TASK DIRECTIONS: Search the entries below. Return every line that has "important" in it.

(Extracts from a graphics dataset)

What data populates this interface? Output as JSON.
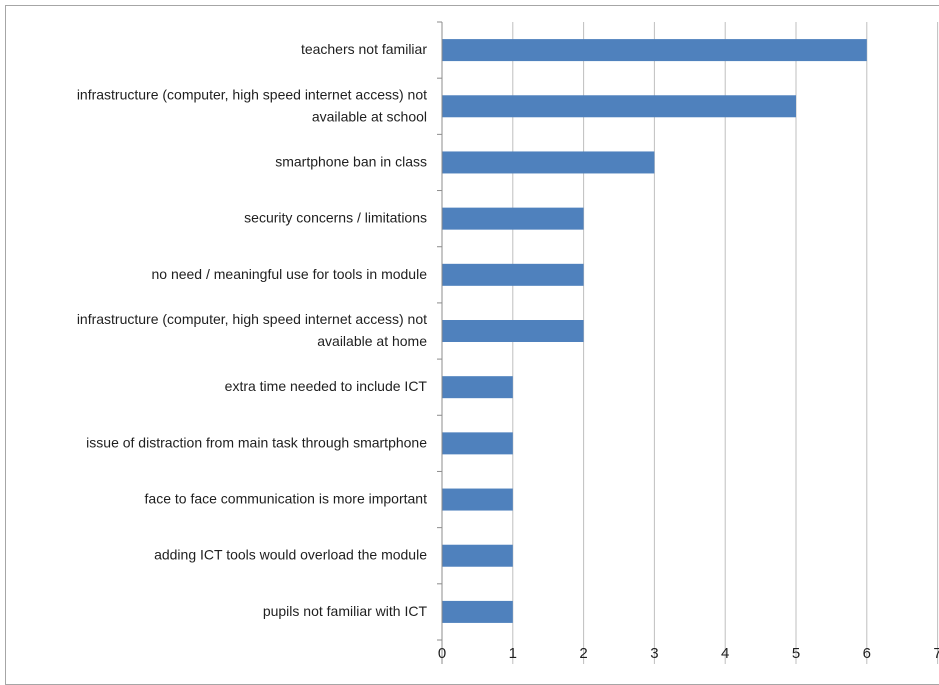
{
  "chart_data": {
    "type": "bar",
    "orientation": "horizontal",
    "title": "",
    "xlabel": "",
    "ylabel": "",
    "xlim": [
      0,
      7
    ],
    "xticks": [
      0,
      1,
      2,
      3,
      4,
      5,
      6,
      7
    ],
    "grid": "vertical",
    "legend": "none",
    "bar_color": "#4f81bd",
    "gridline_color": "#bfbfbf",
    "categories": [
      "teachers not familiar",
      "infrastructure (computer, high speed internet access) not available at school",
      "smartphone ban in class",
      "security concerns / limitations",
      "no need / meaningful use for tools in module",
      "infrastructure (computer, high speed internet access) not available at home",
      "extra time needed to include ICT",
      "issue of distraction from main task through smartphone",
      "face to face communication is more important",
      "adding ICT tools would overload the module",
      "pupils not familiar with ICT"
    ],
    "category_lines": [
      [
        "teachers not familiar"
      ],
      [
        "infrastructure (computer, high speed internet access) not",
        "available at school"
      ],
      [
        "smartphone ban in class"
      ],
      [
        "security concerns / limitations"
      ],
      [
        "no need / meaningful use for tools in module"
      ],
      [
        "infrastructure (computer, high speed internet access) not",
        "available at home"
      ],
      [
        "extra time needed to include ICT"
      ],
      [
        "issue of distraction from main task through smartphone"
      ],
      [
        "face to face communication is more important"
      ],
      [
        "adding ICT tools would overload the module"
      ],
      [
        "pupils not familiar with ICT"
      ]
    ],
    "values": [
      6,
      5,
      3,
      2,
      2,
      2,
      1,
      1,
      1,
      1,
      1
    ]
  }
}
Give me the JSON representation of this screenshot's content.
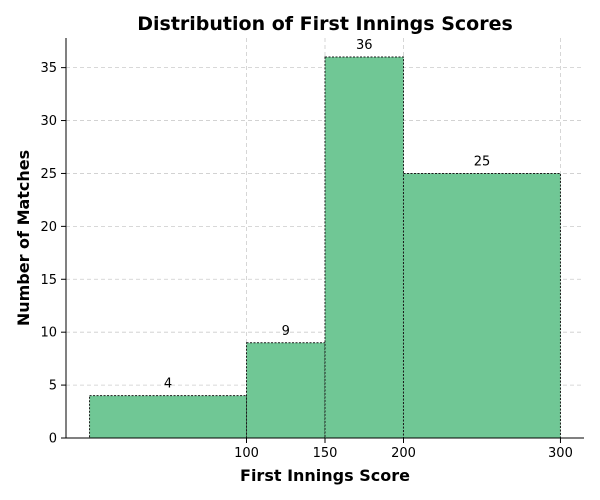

FULL ANSWER:
      "face to face communication is more important",
        "face to face communication is more important"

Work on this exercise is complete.